Items listed in a dataset:
-- Opening Marker --

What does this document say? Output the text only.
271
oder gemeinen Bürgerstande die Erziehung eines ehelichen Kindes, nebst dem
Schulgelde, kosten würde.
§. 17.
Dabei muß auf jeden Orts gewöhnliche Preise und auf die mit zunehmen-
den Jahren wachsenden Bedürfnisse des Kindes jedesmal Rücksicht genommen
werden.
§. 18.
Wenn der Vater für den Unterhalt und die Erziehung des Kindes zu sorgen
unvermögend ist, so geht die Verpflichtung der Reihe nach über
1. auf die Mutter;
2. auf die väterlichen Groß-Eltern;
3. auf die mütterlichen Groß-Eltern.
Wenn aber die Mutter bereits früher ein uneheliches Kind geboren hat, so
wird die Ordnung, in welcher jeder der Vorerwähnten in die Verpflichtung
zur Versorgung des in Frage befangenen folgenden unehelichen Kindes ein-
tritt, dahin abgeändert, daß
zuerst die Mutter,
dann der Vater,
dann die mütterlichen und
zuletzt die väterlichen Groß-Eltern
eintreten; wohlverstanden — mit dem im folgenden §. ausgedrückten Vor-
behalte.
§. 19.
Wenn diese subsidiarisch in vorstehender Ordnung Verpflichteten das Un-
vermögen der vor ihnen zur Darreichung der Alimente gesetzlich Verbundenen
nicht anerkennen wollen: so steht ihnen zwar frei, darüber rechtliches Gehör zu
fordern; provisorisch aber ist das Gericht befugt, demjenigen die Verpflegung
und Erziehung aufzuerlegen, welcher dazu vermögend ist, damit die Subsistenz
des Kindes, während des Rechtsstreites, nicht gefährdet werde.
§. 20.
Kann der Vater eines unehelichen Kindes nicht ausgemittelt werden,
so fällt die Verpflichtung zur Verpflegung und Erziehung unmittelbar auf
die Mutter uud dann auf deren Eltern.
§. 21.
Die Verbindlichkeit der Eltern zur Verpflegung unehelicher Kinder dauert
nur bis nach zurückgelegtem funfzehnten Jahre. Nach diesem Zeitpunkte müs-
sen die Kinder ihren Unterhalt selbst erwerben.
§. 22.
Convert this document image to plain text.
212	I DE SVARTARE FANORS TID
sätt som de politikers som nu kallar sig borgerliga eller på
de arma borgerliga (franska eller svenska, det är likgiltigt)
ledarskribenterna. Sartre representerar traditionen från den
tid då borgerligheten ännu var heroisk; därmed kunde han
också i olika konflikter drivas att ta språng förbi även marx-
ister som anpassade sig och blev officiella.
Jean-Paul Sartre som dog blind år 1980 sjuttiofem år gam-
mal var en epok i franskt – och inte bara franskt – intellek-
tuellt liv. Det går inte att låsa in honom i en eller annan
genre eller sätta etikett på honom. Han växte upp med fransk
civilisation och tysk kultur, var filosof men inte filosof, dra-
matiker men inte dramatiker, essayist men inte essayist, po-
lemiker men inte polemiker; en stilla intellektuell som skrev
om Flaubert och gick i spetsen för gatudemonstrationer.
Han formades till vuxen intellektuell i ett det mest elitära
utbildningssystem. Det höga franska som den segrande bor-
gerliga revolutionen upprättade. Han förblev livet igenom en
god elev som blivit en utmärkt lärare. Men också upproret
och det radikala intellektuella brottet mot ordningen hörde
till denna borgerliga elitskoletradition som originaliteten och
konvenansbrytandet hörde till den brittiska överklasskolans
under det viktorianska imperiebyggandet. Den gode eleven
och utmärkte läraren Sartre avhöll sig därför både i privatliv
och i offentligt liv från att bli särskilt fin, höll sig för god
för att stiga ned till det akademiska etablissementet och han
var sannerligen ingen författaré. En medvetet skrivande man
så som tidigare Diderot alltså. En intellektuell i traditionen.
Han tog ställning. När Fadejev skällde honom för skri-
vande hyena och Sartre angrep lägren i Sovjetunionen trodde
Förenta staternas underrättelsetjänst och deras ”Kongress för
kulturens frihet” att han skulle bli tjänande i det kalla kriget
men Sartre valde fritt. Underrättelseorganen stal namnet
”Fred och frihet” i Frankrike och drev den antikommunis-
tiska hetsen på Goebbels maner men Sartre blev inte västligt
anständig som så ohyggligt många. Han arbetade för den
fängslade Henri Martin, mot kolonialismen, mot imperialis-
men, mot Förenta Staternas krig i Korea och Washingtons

-- Closing Marker --

What is required: Wherever the string "Kinder" appears in the records, copy the whole line.

The answer:
Die Verbindlichkeit der Eltern zur Verpflegung unehelicher Kinder dauert
sen die Kinder ihren Unterhalt selbst erwerben.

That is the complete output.